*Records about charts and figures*
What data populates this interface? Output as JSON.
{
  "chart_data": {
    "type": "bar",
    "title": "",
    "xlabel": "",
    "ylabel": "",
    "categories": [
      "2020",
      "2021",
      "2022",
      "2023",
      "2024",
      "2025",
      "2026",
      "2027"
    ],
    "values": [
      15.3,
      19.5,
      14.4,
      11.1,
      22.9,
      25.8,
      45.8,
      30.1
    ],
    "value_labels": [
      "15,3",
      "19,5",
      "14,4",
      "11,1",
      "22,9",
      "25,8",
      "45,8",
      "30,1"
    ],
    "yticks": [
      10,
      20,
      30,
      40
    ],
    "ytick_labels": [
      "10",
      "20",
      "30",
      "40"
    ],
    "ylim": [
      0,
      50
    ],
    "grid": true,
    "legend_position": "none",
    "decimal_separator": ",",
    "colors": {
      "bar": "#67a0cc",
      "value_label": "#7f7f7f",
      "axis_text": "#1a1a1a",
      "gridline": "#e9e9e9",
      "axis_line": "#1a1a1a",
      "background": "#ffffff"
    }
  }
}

*Work required*
Output the entries exactly.

*In response*
What data populates this interface? Output as JSON.
{
  "chart_data": {
    "type": "bar",
    "title": "",
    "xlabel": "",
    "ylabel": "",
    "categories": [
      "2020",
      "2021",
      "2022",
      "2023",
      "2024",
      "2025",
      "2026",
      "2027"
    ],
    "values": [
      15.3,
      19.5,
      14.4,
      11.1,
      22.9,
      25.8,
      45.8,
      30.1
    ],
    "value_labels": [
      "15,3",
      "19,5",
      "14,4",
      "11,1",
      "22,9",
      "25,8",
      "45,8",
      "30,1"
    ],
    "yticks": [
      10,
      20,
      30,
      40
    ],
    "ytick_labels": [
      "10",
      "20",
      "30",
      "40"
    ],
    "ylim": [
      0,
      50
    ],
    "grid": true,
    "legend_position": "none",
    "decimal_separator": ",",
    "colors": {
      "bar": "#67a0cc",
      "value_label": "#7f7f7f",
      "axis_text": "#1a1a1a",
      "gridline": "#e9e9e9",
      "axis_line": "#1a1a1a",
      "background": "#ffffff"
    }
  }
}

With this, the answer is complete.